*PASSAGE TO READ*

One thing about the desert? It makes you feel small. Way out here, right in the middle of nothing, I’m tiny and insignificant. My roots just can’t seem to break this impenetrable earth.

Last night it rained. The Heavens cracked WIDE open, and down came the rain. Heaven poured down miraculous relief—both for the parched earth and for this homesick island girl. Something in the rain, and how it dumped from Heaven, helped me to grow, to gain my footing, to strengthen my brittle roots. Water everywhere. An abundance of relief.

This journey with Cardon is proving to be more difficult than I had anticipated (and that’s saying a lot). I’m good at rolling up my sleeves and getting to work, and I expected this experience to be just that, WORK. I just don’t think I’d properly gauged how exhaustive the process would be. I didn’t have an accurate measure of just how chaotic (and maddening) life would become before things would start to get better. School starts Monday, and I had envisioned us being at a very different place by then. But here we are. And there’s not a thing I can do about it. That’s the hardest part. I have ZERO control. No control over when doctors and specialists will be able to see us, no control over heart arrhythmias or borderline EKGs that halt planned treatments, no control over dyslexia diagnoses or literacy centers who won’t return phone calls, no control over uncooperative special ed coordinators at elementary schools. I just feel.so.small. And the problem here is starting to feel.so.huge.

*GIVEN INFORMATION*
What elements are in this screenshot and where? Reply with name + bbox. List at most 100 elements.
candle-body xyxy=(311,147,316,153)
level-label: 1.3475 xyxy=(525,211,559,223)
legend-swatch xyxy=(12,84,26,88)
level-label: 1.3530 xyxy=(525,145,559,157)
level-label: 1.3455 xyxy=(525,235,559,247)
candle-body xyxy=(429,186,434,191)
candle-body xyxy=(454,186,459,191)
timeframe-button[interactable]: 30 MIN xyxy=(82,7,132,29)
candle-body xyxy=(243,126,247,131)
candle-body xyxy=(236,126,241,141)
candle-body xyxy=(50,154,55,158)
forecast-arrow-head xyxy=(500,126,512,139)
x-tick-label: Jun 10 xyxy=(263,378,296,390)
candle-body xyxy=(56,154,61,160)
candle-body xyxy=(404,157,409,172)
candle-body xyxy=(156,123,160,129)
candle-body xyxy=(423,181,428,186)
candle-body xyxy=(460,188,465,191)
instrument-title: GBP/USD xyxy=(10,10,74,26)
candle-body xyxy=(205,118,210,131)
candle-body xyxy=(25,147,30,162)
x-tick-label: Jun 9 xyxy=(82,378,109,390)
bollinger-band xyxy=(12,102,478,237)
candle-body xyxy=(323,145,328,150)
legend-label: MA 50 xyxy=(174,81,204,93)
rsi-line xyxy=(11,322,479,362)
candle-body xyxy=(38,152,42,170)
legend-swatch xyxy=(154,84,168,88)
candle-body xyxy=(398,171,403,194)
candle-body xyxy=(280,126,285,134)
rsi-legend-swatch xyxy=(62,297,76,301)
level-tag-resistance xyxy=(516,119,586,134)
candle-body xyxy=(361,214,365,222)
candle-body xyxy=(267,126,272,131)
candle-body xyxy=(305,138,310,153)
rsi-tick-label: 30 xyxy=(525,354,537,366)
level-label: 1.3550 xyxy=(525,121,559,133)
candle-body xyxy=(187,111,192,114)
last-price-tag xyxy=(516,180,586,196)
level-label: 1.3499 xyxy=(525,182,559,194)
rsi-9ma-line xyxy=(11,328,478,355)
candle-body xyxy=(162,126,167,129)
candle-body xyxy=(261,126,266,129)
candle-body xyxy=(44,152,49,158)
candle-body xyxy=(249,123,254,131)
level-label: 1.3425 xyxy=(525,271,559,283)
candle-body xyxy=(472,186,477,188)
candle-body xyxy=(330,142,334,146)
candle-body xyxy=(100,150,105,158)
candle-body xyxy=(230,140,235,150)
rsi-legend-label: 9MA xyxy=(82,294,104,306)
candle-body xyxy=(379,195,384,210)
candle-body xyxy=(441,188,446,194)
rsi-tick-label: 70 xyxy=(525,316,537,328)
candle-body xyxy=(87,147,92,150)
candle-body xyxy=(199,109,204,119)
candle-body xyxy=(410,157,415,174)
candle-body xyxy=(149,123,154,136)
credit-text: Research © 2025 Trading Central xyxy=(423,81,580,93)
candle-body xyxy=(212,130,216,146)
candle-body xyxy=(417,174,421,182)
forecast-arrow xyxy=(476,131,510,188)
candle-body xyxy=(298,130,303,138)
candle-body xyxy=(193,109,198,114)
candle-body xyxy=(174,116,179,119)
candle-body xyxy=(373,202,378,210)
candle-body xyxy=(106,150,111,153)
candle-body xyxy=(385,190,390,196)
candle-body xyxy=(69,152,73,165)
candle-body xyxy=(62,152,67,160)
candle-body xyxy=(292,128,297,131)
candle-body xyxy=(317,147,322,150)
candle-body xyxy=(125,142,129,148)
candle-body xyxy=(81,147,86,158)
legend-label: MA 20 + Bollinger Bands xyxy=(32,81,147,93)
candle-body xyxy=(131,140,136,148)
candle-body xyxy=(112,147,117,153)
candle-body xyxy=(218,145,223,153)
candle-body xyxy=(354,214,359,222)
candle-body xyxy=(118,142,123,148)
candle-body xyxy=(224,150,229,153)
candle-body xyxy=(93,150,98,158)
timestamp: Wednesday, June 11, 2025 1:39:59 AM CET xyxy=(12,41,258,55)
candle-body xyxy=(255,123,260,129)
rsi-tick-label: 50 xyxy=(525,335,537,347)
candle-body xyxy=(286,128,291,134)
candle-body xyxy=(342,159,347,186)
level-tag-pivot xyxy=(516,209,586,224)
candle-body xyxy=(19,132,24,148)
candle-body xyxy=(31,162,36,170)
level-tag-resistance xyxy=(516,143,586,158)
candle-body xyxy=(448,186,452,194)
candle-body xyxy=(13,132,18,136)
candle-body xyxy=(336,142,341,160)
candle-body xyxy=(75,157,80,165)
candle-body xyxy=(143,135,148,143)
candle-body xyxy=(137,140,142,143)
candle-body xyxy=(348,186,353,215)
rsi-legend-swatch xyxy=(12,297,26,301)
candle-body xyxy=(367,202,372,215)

*THINGS TO DO*
a) In the desert post, on what day does school start?
b) Update the part of the desert post starting at "Last night it" and ending at "abundance of relief.", putting "weary" in place of "homesick".
The items have nothing to do with this.

*RESPONSES PER TASK*
a) Monday.

b)
Last night it rained. The Heavens cracked WIDE open, and down came the rain. Heaven poured down miraculous relief—both for the parched earth and for this weary island girl. Something in the rain, and how it dumped from Heaven, helped me to grow, to gain my footing, to strengthen my brittle roots. Water everywhere. An abundance of relief.